Filter for the word "client" and keep each matching line.
§
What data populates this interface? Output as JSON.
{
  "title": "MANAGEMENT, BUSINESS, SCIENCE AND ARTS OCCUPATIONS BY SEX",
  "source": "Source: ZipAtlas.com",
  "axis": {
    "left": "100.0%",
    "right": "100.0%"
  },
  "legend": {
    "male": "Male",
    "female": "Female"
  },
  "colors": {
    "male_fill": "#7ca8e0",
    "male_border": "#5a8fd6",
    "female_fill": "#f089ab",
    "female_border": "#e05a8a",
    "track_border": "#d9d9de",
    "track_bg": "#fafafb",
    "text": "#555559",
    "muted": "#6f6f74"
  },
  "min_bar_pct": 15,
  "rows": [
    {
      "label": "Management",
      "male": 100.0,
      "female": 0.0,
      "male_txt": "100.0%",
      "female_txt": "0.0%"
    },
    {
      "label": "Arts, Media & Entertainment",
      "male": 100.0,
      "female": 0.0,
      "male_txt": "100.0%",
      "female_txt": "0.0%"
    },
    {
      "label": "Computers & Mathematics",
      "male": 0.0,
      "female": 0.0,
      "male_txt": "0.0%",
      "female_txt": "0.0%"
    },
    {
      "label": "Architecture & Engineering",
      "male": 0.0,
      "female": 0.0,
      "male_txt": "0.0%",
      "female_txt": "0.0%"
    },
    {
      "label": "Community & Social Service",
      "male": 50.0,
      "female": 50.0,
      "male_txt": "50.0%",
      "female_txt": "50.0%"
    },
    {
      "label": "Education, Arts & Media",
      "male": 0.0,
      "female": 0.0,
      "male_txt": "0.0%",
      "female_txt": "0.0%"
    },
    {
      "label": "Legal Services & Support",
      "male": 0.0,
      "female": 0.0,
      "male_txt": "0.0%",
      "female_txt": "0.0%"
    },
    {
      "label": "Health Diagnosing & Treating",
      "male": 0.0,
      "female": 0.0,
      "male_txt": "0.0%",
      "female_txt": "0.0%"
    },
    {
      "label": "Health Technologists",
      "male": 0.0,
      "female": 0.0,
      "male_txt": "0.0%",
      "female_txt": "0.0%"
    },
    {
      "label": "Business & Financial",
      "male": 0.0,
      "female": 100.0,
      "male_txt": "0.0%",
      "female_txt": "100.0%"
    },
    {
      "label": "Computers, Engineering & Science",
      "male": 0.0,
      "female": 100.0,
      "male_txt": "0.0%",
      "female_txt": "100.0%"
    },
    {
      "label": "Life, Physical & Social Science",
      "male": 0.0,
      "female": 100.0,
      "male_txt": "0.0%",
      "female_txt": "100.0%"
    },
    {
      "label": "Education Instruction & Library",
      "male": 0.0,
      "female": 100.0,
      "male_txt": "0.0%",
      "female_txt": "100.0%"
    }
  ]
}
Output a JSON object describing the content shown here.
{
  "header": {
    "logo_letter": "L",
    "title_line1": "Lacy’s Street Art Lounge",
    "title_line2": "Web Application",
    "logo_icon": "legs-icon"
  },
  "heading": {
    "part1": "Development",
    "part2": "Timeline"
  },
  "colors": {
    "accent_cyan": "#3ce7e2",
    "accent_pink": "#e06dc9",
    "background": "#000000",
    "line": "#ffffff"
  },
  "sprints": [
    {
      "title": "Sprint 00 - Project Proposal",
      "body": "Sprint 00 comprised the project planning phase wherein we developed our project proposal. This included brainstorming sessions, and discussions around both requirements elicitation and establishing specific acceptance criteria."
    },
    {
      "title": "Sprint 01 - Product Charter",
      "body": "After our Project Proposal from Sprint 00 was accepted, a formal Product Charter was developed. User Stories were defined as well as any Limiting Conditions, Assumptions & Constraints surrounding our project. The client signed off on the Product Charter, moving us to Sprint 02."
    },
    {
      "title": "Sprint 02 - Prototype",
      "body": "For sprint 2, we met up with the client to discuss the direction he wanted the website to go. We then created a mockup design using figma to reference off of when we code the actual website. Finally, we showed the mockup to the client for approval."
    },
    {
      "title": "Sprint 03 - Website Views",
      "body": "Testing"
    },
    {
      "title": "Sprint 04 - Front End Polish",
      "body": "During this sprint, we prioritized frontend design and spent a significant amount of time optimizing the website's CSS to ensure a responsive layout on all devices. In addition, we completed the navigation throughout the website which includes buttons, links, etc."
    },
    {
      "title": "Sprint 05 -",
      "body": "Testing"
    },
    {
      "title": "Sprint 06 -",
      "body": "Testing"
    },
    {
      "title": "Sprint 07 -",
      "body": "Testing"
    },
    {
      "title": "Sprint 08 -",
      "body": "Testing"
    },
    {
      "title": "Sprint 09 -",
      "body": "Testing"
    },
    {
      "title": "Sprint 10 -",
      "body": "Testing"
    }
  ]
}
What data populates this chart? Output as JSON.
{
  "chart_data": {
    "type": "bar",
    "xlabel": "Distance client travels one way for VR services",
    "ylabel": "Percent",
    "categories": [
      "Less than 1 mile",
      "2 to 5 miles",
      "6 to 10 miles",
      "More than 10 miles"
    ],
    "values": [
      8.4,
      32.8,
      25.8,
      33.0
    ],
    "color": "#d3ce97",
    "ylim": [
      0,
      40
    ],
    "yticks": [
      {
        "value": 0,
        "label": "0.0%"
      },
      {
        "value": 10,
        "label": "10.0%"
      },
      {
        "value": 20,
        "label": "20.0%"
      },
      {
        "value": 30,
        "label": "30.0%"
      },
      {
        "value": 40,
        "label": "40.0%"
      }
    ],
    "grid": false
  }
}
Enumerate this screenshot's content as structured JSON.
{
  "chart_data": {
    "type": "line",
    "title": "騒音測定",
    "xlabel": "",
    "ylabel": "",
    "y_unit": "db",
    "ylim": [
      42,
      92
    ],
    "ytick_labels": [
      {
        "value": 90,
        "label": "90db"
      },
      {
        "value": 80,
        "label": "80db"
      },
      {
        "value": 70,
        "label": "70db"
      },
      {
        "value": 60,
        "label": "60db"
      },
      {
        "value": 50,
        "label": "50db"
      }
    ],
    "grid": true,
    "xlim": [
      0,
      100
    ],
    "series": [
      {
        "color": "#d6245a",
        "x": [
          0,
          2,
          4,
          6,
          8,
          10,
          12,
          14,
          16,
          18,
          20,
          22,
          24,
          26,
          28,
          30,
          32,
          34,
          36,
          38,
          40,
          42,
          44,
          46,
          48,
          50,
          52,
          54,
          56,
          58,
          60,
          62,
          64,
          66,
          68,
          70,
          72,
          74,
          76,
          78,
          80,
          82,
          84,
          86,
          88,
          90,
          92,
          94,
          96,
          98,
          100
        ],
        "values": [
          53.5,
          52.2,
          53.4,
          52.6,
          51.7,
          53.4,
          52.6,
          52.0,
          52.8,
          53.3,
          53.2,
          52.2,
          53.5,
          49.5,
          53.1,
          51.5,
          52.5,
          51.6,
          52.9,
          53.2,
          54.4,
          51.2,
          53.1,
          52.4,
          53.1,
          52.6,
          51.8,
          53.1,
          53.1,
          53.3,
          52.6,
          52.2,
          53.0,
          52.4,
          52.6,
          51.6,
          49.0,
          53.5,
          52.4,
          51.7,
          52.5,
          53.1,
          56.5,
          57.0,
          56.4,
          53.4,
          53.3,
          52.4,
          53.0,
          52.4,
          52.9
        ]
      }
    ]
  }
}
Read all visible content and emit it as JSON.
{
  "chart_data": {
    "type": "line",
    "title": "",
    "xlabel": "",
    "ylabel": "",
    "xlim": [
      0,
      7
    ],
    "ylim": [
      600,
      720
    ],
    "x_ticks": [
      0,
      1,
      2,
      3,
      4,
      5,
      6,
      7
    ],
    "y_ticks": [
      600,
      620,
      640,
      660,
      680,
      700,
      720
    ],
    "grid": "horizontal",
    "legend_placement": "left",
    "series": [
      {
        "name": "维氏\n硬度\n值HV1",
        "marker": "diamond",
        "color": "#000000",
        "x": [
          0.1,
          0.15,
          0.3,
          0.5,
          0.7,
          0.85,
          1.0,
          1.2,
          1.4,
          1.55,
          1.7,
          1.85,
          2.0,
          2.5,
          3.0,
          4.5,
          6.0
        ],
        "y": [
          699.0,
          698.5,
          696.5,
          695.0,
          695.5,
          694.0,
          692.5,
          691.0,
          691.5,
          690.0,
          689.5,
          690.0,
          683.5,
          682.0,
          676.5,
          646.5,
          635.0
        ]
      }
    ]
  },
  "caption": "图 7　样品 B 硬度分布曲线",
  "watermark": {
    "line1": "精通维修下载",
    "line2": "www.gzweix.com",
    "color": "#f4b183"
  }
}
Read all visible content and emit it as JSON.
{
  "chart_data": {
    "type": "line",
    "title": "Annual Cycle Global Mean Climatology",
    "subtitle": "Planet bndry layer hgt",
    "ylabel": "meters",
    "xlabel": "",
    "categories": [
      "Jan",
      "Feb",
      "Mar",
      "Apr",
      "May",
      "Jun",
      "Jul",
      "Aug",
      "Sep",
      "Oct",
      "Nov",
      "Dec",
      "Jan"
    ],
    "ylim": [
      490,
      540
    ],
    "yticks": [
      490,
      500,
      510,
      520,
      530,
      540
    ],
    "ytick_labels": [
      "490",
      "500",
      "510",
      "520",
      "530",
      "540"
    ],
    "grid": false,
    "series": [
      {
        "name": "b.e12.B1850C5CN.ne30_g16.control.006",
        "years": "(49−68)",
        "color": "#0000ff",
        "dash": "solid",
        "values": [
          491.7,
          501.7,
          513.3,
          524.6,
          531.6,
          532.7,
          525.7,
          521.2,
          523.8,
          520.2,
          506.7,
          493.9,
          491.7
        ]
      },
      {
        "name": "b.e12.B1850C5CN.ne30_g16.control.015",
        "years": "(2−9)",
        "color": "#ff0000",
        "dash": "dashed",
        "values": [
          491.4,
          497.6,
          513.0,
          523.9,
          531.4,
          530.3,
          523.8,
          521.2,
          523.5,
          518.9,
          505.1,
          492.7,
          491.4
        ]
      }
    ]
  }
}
§
§ SOLVED EXERCISE
      "body": "After our Project Proposal from Sprint 00 was accepted, a formal Product Charter was developed. User Stories were defined as well as any Limiting Conditions, Assumptions & Constraints surrounding our project. The client signed off on the Product Charter, moving us to Sprint 02."
      "body": "For sprint 2, we met up with the client to discuss the direction he wanted the website to go. We then created a mockup design using figma to reference off of when we code the actual website. Finally, we showed the mockup to the client for approval."
    "xlabel": "Distance client travels one way for VR services",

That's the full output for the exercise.